**課題の指示:**
鹿児島ユナイテッドFC戦を伝える記事の続きを、最後の文の後から書き進めよ。

**提示テキスト:**
****************

J3リーグのホーム最終戦は鹿児島ユナイテッドFCを迎えての一戦。立ち上がりはいい入り方をしたものの、徐々に相手の圧力を受けて、ペースを握られる。後半は盛り返し、ボールが行き来する展開になったが、守備では個々がしっかり体を張って相手の攻撃を許さず。それに呼応するように攻撃陣も最後までゴールを目指し続けたが、1点が遠くスコアレスドローで試合を終えた。試合後のガンバ大阪U-23監督、選手のコメントをお届けする。

****************

**抽出資料:**
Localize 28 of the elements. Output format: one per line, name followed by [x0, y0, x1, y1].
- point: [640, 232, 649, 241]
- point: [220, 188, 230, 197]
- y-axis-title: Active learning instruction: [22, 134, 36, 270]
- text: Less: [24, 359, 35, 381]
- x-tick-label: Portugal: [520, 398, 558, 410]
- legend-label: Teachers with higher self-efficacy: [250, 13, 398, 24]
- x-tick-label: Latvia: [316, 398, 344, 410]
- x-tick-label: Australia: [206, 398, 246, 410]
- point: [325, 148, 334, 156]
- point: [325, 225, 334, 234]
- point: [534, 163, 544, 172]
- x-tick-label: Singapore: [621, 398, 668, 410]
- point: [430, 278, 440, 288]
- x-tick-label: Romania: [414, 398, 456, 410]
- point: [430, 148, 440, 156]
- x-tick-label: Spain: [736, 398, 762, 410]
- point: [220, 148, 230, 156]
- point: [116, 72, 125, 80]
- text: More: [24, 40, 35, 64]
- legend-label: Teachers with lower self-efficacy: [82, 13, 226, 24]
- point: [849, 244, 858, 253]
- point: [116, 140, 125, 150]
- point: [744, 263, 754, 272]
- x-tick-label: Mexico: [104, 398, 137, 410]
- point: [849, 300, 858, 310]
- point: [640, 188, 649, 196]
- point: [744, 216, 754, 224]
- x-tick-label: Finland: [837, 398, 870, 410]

****************

**解答:**
●宮本恒靖U-23監督

立ち上がりはこちらがペースを握って、いい形でゴールに迫るというか、ボールは握れましたが、ペナルティエリアの中に少し入っていけていないという印象はありました。少しそこから相手の出足がよくなり攻められない状況になり、こちらの両サイド、高江と足立のポジションが少し低くなったことで相手に押し込まれる時間が増えました。後半になってからはもう少しサイドを高い位置でとることとFWの二人にボールを入れること。また相手の裏をしっかり狙う、ことで相手のバイタルを少し広げる作業をしようと言って送り込みました。それによって少し中盤でボールを扱えることが増えたのかなと思います。終盤にはたくさんのいいシュートもあったし、こちらのGKの好セーブもありどちらに転んでもおかしくない試合でしたが、ゼロに抑えられたところについては成熟を感じますし、ゴールに迫るところも以前ならシュートまでたどり着けなかったかなというところもあったので少しよくなりつつあるのかな、と。ただ、最終戦だけに勝ちたかったので残念な引き分けではありました。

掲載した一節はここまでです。